_Extract_.
(begin)

A Consistency Analysis of ARESE Aircraft Measurements

Li, Z., University of Maryland

Radiation Processes

Radiative Processes

Li, Z., A.P. Trishchenko, H.W. Barker, G.L. Stephens, and P. Partain, 1999: "Analyses of Atmospheric Radiation Measurement (ARM) program's Enhanced Shortwave Experiment (ARESE) multiple data sets for studying cloud absorption," J. of Geophys. Res. 104(D16):19127-19134


Figure 1. Comparisons of TOA albedos inferred from measurements made by TSBR, GOES-8, and SSP. Two sets of GOES-based estimates are shown for an aircraft along the Egrett's flight path: one for an aircraft skimming the cloud tops (dotted lines); and another for one at 14 km (thin solid lines). Squares represent SSP measurements made near SGP/CF.


Figure 2. The relations between TOA albedo and amospheric transmittance. TOA albedos were derived from GOES-8 for ARESE and April 1996, from GOES-7 for April 1994, from ScaRaB for 1994, and from SSP for October 1995. Atmospheric transmittance was computed from surface irradiance measurements from BSRN. Regression equations are listed on the plot.


Figure 3. Atmospheric absorptance computed from satellite (ScaRaB) and surface (BSRN) measurements from March 1994 to February 1995 at the SGP/CF. Data for inhomogeneous clouds were screened out by restricting the standard deviation of 30 minute surface observations to less than 20 Wm-2.


Figure 4. A comparison of TOA visible albedos inferred from both GOES-8 (thin line) and SSP (solid line) data in which the SSP used GOES-8's response function.


Figure 1. Comparisons of TOA albedos inferred from measurements made by TSBR, GOES-8, and SSP. Two sets of GOES-based estimates are shown for an aircraft along the Egrett's flight path: one for an aircraft skimming the cloud tops (dotted lines); and another for one at 14 km (thin solid lines). Squares represent SSP measurements made near SGP/CF.

Figure 2. The relations between TOA albedo and amospheric transmittance. TOA albedos were derived from GOES-8 for ARESE and April 1996, from GOES-7 for April 1994, from ScaRaB for 1994, and from SSP for October 1995. Atmospheric transmittance was computed from surface irradiance measurements from BSRN. Regression equations are listed on the plot.

Figure 3. Atmospheric absorptance computed from satellite (ScaRaB) and surface (BSRN) measurements from March 1994 to February 1995 at the SGP/CF. Data for inhomogeneous clouds were screened out by restricting the standard deviation of 30 minute surface observations to less than 20 Wm-2.

Figure 4. A comparison of TOA visible albedos inferred from both GOES-8 (thin line) and SSP (solid line) data in which the SSP used GOES-8's response function.

(end)

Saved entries
(begin)

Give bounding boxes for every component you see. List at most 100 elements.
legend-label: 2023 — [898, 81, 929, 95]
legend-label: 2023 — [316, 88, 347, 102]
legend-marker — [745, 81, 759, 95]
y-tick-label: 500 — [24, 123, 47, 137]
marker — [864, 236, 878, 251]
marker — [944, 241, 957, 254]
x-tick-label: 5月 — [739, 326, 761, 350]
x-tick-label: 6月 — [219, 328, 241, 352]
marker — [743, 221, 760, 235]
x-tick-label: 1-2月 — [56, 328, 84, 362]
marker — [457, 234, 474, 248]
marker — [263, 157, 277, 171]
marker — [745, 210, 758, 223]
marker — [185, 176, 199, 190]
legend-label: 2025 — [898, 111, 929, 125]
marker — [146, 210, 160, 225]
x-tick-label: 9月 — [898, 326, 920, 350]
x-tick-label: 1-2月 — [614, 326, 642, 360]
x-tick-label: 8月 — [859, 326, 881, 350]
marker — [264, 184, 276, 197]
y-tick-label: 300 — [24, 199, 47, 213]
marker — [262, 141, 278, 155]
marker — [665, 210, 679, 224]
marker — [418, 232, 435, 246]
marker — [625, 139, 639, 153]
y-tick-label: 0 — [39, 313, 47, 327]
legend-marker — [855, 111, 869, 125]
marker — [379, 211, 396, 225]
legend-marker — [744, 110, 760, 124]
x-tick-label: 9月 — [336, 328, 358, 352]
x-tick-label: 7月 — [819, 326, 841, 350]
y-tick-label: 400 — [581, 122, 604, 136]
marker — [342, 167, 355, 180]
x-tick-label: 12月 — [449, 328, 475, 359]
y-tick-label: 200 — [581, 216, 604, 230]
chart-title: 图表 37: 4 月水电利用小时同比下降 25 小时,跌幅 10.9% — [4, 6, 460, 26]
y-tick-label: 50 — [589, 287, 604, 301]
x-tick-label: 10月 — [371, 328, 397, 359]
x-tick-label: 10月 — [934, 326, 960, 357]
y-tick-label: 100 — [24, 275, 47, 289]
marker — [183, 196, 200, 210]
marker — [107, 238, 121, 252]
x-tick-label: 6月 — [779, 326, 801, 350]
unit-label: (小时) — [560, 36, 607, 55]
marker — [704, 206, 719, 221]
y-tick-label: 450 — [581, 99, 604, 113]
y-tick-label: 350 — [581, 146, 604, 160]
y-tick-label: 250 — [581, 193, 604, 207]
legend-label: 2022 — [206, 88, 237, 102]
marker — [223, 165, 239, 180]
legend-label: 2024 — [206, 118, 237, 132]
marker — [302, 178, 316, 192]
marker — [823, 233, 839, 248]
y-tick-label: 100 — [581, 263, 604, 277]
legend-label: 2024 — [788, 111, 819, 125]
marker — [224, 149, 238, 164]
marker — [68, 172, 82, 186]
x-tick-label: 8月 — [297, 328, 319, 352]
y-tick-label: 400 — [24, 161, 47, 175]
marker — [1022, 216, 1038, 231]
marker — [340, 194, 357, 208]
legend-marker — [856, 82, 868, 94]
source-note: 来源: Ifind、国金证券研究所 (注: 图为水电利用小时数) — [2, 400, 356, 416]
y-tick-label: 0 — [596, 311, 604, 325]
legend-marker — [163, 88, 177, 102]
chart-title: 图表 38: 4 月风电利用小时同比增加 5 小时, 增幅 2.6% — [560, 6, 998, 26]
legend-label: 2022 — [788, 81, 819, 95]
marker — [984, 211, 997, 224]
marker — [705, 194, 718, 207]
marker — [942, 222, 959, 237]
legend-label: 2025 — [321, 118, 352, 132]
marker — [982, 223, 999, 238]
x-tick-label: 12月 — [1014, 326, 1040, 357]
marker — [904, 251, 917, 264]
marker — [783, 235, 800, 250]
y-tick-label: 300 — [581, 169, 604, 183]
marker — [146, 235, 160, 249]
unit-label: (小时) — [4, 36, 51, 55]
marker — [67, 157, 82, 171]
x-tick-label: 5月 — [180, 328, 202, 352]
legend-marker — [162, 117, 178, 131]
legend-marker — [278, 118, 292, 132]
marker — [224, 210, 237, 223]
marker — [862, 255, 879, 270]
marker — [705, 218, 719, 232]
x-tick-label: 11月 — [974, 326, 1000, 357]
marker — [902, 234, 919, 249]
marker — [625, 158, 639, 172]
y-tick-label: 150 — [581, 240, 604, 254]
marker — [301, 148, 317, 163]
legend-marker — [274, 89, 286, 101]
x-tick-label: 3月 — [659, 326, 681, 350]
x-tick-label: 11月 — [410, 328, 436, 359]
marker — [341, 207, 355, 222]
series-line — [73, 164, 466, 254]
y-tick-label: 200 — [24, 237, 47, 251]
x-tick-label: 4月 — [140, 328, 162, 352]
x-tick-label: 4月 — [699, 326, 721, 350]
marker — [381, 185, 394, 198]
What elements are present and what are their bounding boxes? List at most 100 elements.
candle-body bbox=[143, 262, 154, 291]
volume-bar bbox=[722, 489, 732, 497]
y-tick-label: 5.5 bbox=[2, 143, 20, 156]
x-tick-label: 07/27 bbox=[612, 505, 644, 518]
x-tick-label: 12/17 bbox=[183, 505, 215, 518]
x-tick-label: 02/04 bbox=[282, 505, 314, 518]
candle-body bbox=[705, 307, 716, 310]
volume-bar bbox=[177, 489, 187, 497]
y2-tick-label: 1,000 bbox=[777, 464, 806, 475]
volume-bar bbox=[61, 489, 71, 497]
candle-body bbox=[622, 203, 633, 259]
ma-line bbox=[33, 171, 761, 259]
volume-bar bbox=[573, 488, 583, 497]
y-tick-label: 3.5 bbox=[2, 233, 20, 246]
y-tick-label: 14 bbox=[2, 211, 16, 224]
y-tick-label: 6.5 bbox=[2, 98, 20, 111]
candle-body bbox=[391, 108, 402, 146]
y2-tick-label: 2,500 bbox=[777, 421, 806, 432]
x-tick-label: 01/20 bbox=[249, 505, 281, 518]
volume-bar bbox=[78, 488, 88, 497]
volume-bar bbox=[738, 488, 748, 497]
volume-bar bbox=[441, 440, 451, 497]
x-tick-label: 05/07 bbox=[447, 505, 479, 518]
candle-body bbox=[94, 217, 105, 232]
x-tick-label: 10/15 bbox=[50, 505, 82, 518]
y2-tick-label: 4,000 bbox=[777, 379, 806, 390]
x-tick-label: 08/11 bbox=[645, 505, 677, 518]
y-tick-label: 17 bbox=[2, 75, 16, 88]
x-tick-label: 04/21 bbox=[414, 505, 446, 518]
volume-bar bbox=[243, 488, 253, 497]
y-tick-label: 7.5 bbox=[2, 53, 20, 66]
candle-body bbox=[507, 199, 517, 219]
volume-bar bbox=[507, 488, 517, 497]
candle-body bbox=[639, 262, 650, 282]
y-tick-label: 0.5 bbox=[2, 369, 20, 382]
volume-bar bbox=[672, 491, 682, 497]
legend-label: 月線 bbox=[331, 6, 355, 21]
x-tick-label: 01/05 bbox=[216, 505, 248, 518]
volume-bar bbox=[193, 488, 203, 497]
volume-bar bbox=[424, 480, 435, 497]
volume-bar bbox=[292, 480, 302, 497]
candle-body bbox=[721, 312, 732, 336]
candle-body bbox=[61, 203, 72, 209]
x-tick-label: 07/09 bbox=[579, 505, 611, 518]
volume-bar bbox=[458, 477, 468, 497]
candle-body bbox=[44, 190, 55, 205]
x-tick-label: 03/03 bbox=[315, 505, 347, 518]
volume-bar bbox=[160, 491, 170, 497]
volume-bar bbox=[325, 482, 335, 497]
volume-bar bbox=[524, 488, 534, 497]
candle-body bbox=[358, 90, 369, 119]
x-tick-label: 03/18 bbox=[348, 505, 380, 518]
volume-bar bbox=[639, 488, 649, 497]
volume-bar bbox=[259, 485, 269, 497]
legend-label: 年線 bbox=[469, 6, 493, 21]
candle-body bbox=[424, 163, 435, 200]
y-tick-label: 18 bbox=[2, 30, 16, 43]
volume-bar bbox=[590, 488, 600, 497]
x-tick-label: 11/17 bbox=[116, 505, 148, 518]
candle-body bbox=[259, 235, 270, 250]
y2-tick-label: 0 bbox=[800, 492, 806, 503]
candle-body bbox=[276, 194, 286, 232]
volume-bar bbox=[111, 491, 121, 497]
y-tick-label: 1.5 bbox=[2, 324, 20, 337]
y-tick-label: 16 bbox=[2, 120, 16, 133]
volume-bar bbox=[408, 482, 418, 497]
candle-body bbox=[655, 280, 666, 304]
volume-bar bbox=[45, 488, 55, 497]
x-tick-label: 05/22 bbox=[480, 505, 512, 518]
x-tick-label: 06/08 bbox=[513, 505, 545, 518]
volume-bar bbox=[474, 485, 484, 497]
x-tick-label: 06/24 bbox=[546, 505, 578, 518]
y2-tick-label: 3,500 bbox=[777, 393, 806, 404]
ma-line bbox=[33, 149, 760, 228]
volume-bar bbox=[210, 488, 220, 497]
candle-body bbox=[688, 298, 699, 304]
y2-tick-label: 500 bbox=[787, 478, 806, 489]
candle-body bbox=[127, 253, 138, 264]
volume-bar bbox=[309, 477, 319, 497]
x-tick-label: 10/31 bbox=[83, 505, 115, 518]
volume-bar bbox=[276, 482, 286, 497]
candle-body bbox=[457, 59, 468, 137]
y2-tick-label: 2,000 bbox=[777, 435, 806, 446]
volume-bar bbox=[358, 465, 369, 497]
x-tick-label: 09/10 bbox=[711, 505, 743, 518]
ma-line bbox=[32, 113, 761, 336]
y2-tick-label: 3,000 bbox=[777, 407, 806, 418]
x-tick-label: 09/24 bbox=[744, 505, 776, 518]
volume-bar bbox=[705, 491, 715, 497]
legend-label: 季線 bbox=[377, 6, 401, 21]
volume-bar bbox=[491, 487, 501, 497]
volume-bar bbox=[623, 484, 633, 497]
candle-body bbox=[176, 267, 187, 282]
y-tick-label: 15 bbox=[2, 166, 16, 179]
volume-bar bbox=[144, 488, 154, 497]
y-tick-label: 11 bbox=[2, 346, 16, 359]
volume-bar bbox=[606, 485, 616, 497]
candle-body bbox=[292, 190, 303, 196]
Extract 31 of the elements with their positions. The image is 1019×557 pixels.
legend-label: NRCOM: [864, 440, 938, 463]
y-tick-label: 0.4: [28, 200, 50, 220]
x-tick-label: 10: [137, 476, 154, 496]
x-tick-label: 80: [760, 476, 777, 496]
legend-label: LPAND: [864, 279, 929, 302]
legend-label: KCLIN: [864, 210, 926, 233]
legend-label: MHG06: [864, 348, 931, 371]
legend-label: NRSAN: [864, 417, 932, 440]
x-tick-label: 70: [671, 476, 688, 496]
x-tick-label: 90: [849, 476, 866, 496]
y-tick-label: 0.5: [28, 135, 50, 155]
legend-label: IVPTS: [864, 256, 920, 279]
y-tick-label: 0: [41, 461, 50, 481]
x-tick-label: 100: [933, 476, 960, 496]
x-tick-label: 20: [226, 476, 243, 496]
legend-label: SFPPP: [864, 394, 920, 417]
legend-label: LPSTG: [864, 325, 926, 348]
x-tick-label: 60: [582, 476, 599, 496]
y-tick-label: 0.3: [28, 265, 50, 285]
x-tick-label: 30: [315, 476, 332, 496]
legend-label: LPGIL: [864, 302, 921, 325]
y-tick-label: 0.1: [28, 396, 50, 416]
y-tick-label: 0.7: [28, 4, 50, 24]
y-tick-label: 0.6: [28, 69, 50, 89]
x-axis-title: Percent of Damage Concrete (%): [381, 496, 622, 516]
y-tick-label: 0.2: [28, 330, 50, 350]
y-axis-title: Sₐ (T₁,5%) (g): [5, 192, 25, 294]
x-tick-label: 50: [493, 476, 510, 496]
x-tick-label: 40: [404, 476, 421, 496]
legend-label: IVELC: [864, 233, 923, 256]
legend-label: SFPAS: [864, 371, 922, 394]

(end)

_Set of tasks_.
1) In the ARESE consistency analysis, what limit was placed on the standard deviation of 30-minute surface observations to screen out data for inhomogeneous clouds?
2) Extend the ARESE consistency analysis, picking up after its final figure caption.

_Answers for this exercise_.
1) It was restricted to less than 20 Wm-2.

2)
In an attempt to resolve the recent debate over the cloud absorption anomaly, the U.S. Department of Energy sponsored a field experiment in the fall of 1995 under the auspices of its Atmospheric Radiation Measurement (ARM) Program. The experiment named ARM Enhanced Shortwave Experiment (ARESE) took place around the southern great plains (SGP) central facility (CF) in Oklahoma. Following ARESE, a cloud absorption anomaly of unprecedented magnitude and unknown origin was presented. Valero et al. (1997) employed coeval measurements of upwelling and downwelling radiative fluxes made on two stacked aircraft (above and below cloud) and reported that cloud absorption increases dramatically with cloud fraction. For a heavy overcast (October 30, 1995), they claimed that the layer between the aircraft (mostly cloud) absorbed 37% of the incoming solar irradiance. This contrasts sharply with model estimates of total atmospheric absorptance which are usually around, or less than, 24% regardless of sky condition (Li et al. 1997). If clouds on October 30 were indeed so absorptive and representative, other relevant radiometric measurements should be able to detect such a strong signal. The purpose of this study is to examine if measurements made by other instruments support the finding of Valero et al. (1997).

The study employed measurements of solar radiation made by space-borne, air-borne, and ground-based radiometers over the SGP/CF site in Oklahoma (36.60ºN, 97.485ºW).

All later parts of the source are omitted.